### Data in this exercise ###
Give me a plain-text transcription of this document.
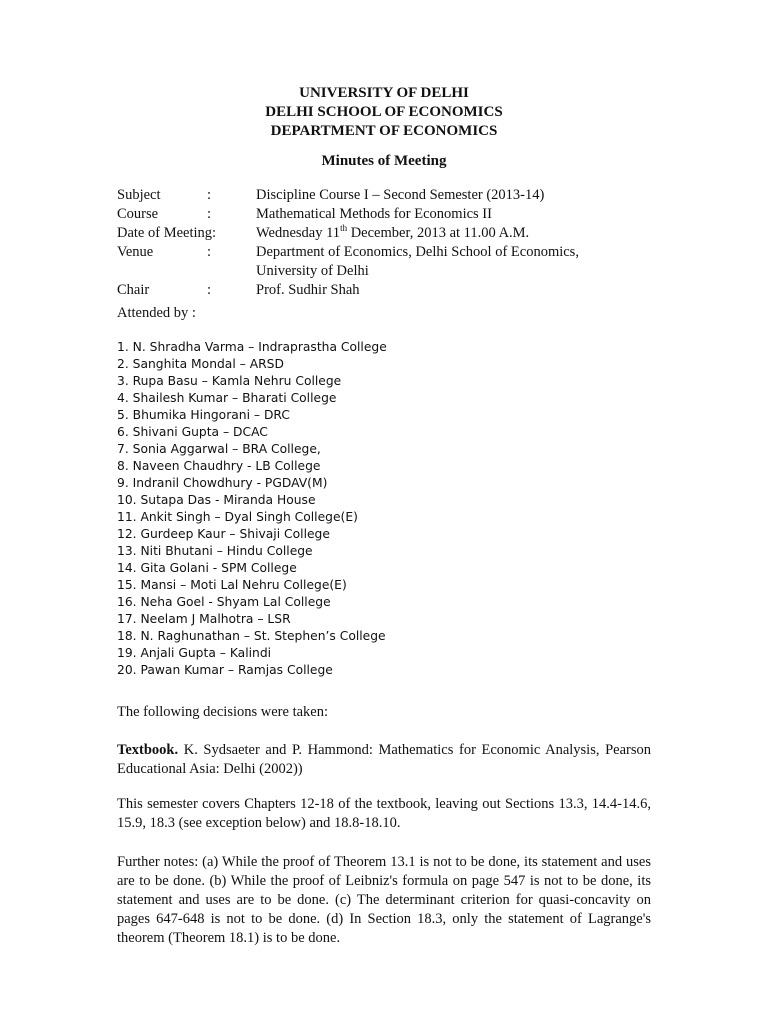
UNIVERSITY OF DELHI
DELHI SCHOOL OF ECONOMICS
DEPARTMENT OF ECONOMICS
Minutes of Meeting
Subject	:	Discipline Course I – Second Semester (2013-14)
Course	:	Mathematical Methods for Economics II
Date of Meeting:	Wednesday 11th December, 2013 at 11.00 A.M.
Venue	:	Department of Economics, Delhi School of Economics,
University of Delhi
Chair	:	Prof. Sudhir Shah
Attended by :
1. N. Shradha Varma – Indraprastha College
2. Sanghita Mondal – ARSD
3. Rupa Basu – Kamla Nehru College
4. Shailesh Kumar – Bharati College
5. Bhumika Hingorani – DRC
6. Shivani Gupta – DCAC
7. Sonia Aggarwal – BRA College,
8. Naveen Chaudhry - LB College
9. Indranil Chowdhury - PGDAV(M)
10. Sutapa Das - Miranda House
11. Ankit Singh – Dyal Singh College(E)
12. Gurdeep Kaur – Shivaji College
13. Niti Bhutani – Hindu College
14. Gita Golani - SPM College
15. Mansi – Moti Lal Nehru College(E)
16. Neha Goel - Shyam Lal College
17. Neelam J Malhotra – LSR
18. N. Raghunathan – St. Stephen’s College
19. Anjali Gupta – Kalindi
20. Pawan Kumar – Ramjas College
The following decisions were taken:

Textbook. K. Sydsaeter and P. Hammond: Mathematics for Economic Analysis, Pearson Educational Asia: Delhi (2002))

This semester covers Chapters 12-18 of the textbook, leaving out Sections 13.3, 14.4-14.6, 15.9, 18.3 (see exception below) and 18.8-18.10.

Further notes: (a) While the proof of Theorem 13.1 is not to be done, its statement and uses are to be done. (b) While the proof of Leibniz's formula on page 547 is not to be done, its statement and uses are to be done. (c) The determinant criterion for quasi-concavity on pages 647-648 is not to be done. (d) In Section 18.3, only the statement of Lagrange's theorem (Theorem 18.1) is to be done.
###
### Data in this exercise ###
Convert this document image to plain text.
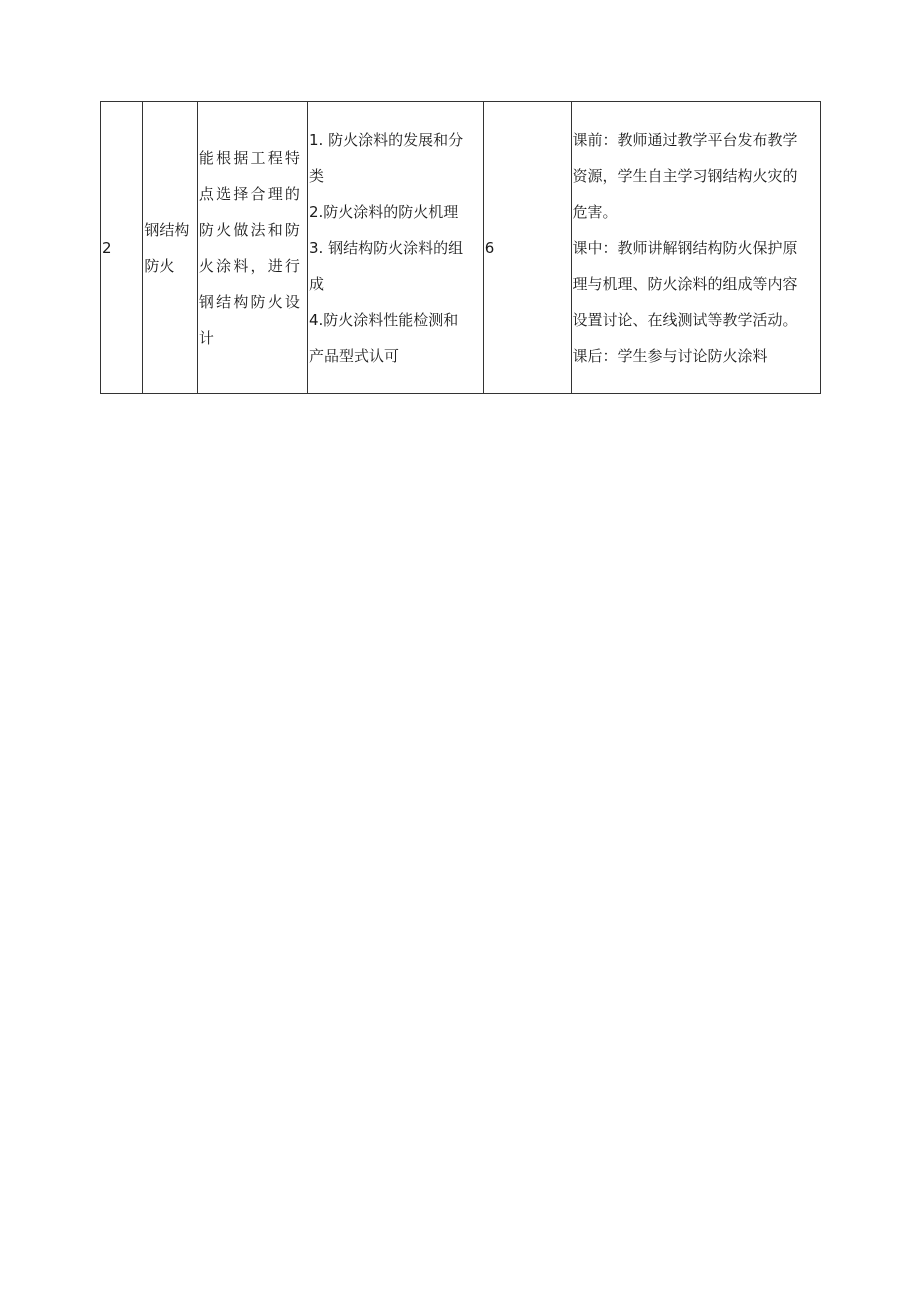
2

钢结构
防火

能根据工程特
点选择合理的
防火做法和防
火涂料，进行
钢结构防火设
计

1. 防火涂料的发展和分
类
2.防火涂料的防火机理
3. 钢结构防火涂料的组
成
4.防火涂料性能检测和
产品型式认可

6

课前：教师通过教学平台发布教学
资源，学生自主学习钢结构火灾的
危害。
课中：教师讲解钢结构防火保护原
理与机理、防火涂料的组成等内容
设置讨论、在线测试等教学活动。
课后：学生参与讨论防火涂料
###
Scan the data above and copy every line with "Kumar" in it.

-- Output for this task --
4. Shailesh Kumar – Bharati College
20. Pawan Kumar – Ramjas College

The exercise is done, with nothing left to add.